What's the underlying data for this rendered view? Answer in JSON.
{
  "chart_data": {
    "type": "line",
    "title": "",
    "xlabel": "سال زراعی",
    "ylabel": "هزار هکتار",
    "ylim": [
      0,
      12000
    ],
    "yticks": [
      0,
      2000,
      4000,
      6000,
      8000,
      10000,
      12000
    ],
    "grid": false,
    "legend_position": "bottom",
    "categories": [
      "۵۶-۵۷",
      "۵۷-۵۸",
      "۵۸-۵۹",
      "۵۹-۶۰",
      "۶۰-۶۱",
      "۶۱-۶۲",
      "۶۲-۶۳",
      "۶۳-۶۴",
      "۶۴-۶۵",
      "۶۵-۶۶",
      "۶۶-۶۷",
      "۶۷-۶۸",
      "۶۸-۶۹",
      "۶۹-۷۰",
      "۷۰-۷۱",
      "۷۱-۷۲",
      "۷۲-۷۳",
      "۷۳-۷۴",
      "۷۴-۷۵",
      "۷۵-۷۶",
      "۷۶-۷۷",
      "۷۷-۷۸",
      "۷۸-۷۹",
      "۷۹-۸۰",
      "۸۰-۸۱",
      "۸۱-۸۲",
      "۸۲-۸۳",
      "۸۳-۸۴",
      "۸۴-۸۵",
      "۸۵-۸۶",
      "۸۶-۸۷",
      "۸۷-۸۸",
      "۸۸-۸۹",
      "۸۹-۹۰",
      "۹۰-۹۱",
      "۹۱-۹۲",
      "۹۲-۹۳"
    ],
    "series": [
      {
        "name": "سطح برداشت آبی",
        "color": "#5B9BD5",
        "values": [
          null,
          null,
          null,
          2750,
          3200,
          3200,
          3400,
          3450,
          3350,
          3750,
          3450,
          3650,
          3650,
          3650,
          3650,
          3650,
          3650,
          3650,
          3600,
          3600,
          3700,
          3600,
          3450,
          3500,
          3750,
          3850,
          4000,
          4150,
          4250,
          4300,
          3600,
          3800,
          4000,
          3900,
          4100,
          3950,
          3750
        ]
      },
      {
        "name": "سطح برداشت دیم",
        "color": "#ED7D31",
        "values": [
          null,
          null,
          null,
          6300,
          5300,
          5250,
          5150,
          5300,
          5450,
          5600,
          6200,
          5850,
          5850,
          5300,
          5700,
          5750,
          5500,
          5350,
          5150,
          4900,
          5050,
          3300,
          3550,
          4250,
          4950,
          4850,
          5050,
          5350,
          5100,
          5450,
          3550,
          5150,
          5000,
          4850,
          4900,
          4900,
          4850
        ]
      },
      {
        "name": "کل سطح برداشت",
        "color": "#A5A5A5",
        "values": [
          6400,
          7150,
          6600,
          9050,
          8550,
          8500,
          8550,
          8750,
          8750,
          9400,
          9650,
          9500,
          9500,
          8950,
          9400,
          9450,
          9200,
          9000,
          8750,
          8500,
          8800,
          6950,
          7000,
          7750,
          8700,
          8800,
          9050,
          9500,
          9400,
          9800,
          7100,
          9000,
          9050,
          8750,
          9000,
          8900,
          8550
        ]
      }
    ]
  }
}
_____
Print the whole listing exactly as it is.

:: Task result ::
What's the underlying data for this rendered view? Answer in JSON.
{
  "chart_data": {
    "type": "line",
    "title": "",
    "xlabel": "سال زراعی",
    "ylabel": "هزار هکتار",
    "ylim": [
      0,
      12000
    ],
    "yticks": [
      0,
      2000,
      4000,
      6000,
      8000,
      10000,
      12000
    ],
    "grid": false,
    "legend_position": "bottom",
    "categories": [
      "۵۶-۵۷",
      "۵۷-۵۸",
      "۵۸-۵۹",
      "۵۹-۶۰",
      "۶۰-۶۱",
      "۶۱-۶۲",
      "۶۲-۶۳",
      "۶۳-۶۴",
      "۶۴-۶۵",
      "۶۵-۶۶",
      "۶۶-۶۷",
      "۶۷-۶۸",
      "۶۸-۶۹",
      "۶۹-۷۰",
      "۷۰-۷۱",
      "۷۱-۷۲",
      "۷۲-۷۳",
      "۷۳-۷۴",
      "۷۴-۷۵",
      "۷۵-۷۶",
      "۷۶-۷۷",
      "۷۷-۷۸",
      "۷۸-۷۹",
      "۷۹-۸۰",
      "۸۰-۸۱",
      "۸۱-۸۲",
      "۸۲-۸۳",
      "۸۳-۸۴",
      "۸۴-۸۵",
      "۸۵-۸۶",
      "۸۶-۸۷",
      "۸۷-۸۸",
      "۸۸-۸۹",
      "۸۹-۹۰",
      "۹۰-۹۱",
      "۹۱-۹۲",
      "۹۲-۹۳"
    ],
    "series": [
      {
        "name": "سطح برداشت آبی",
        "color": "#5B9BD5",
        "values": [
          null,
          null,
          null,
          2750,
          3200,
          3200,
          3400,
          3450,
          3350,
          3750,
          3450,
          3650,
          3650,
          3650,
          3650,
          3650,
          3650,
          3650,
          3600,
          3600,
          3700,
          3600,
          3450,
          3500,
          3750,
          3850,
          4000,
          4150,
          4250,
          4300,
          3600,
          3800,
          4000,
          3900,
          4100,
          3950,
          3750
        ]
      },
      {
        "name": "سطح برداشت دیم",
        "color": "#ED7D31",
        "values": [
          null,
          null,
          null,
          6300,
          5300,
          5250,
          5150,
          5300,
          5450,
          5600,
          6200,
          5850,
          5850,
          5300,
          5700,
          5750,
          5500,
          5350,
          5150,
          4900,
          5050,
          3300,
          3550,
          4250,
          4950,
          4850,
          5050,
          5350,
          5100,
          5450,
          3550,
          5150,
          5000,
          4850,
          4900,
          4900,
          4850
        ]
      },
      {
        "name": "کل سطح برداشت",
        "color": "#A5A5A5",
        "values": [
          6400,
          7150,
          6600,
          9050,
          8550,
          8500,
          8550,
          8750,
          8750,
          9400,
          9650,
          9500,
          9500,
          8950,
          9400,
          9450,
          9200,
          9000,
          8750,
          8500,
          8800,
          6950,
          7000,
          7750,
          8700,
          8800,
          9050,
          9500,
          9400,
          9800,
          7100,
          9000,
          9050,
          8750,
          9000,
          8900,
          8550
        ]
      }
    ]
  }
}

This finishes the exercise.